Goal: How many of the lines here include "ffffff"? Answer with a single number.

Information shown:
** start **
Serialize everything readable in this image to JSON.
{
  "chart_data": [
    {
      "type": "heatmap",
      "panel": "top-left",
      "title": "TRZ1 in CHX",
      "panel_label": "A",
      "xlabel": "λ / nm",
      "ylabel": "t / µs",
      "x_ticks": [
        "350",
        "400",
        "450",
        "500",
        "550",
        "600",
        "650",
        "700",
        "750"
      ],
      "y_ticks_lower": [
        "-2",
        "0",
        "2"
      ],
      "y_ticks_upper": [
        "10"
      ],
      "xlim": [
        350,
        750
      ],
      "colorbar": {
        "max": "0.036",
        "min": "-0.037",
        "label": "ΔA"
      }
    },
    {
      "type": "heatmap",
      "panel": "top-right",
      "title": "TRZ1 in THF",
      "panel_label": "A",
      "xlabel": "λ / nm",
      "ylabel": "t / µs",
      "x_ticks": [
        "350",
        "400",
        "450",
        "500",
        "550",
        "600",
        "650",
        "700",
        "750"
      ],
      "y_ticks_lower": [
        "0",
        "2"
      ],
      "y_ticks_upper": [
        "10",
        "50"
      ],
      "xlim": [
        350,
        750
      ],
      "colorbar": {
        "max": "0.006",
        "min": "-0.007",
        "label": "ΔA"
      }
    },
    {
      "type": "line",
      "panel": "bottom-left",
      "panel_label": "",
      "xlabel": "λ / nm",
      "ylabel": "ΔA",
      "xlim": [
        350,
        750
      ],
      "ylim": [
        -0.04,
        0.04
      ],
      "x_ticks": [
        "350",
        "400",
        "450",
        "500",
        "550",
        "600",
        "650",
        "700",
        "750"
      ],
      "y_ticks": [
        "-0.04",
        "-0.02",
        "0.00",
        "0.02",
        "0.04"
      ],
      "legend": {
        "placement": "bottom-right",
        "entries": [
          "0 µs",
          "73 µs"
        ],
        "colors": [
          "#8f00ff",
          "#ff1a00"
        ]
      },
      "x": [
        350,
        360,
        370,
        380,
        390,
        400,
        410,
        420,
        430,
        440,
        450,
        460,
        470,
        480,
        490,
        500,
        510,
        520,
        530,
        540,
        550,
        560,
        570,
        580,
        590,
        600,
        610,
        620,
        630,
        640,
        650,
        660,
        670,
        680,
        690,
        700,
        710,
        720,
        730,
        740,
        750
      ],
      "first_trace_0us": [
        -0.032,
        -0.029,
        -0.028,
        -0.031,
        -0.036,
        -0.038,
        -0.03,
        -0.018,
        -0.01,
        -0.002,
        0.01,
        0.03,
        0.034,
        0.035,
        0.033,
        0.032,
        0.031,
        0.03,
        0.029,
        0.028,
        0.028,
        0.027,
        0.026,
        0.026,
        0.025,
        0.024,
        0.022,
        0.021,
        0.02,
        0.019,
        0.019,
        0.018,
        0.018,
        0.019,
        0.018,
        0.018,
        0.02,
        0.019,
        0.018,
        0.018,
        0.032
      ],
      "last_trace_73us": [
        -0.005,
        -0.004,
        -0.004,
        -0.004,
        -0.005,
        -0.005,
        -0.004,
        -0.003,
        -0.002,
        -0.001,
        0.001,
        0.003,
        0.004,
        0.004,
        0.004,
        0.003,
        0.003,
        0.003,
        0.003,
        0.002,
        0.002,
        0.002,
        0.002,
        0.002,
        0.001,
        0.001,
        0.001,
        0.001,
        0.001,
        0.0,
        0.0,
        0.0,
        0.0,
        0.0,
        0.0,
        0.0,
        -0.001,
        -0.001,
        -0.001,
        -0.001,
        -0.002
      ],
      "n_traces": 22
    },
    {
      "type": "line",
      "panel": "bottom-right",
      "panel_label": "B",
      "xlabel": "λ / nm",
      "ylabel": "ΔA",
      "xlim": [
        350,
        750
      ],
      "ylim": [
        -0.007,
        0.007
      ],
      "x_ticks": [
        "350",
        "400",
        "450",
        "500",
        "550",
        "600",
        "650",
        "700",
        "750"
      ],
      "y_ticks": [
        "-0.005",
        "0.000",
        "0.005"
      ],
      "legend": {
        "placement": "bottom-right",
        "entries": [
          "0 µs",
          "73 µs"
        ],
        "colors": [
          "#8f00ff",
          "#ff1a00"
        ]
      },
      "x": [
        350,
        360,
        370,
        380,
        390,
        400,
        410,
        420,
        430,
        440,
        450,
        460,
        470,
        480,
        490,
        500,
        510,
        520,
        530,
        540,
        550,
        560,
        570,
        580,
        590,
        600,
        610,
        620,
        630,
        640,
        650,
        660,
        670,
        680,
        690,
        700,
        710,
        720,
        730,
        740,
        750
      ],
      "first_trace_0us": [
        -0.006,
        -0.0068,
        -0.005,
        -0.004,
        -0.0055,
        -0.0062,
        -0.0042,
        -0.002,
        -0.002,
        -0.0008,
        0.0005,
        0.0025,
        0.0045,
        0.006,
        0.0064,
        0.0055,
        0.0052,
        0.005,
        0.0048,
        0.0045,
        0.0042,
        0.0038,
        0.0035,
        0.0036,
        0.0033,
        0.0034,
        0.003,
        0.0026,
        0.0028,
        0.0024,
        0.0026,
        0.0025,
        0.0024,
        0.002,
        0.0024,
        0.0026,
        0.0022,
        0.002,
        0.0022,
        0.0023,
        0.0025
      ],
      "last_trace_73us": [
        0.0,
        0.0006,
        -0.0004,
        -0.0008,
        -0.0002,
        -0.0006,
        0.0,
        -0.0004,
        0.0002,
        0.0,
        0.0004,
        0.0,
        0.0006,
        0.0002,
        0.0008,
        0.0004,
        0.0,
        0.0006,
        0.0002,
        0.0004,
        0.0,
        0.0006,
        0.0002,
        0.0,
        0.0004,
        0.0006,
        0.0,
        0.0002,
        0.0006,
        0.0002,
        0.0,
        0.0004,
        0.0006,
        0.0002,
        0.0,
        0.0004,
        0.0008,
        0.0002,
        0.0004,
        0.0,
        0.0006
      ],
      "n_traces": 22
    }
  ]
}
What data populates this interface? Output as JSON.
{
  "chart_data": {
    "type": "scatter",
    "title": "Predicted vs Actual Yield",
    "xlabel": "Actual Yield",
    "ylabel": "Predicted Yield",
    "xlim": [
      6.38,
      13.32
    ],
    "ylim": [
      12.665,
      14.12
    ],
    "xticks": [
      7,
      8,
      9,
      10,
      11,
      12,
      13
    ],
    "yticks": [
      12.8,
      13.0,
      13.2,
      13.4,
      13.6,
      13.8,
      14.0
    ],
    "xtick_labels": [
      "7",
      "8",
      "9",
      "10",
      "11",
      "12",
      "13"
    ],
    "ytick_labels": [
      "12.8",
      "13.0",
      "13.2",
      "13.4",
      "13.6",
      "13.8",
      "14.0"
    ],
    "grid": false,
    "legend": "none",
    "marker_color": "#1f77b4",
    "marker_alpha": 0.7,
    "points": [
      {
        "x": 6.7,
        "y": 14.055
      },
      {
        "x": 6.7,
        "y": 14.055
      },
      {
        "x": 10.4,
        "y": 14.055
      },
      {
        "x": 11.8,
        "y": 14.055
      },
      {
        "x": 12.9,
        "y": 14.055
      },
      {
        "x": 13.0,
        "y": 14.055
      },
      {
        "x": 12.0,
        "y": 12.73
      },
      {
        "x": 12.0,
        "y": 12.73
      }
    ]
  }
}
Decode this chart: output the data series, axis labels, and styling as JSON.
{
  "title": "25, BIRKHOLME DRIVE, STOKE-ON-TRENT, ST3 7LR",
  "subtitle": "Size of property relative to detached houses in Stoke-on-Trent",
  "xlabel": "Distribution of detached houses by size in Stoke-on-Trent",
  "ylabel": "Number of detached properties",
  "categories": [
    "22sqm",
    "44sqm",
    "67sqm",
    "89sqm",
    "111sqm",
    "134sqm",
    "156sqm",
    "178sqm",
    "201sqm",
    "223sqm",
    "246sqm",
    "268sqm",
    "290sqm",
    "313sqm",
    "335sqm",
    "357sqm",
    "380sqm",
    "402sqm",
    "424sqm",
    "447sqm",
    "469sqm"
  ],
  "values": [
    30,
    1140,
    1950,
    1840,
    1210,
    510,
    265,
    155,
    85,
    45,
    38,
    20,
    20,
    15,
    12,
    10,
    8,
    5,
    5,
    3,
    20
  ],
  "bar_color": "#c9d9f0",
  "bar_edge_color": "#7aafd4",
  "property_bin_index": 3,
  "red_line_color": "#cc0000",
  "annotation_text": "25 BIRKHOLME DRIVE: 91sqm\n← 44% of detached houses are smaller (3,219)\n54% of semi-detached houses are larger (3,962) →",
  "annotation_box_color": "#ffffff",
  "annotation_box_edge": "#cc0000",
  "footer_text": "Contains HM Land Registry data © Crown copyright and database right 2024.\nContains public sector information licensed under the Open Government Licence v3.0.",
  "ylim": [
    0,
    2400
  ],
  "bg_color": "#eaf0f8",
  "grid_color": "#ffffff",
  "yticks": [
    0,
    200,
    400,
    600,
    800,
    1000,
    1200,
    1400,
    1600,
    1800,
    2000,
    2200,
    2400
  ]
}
** end **
Reply: 2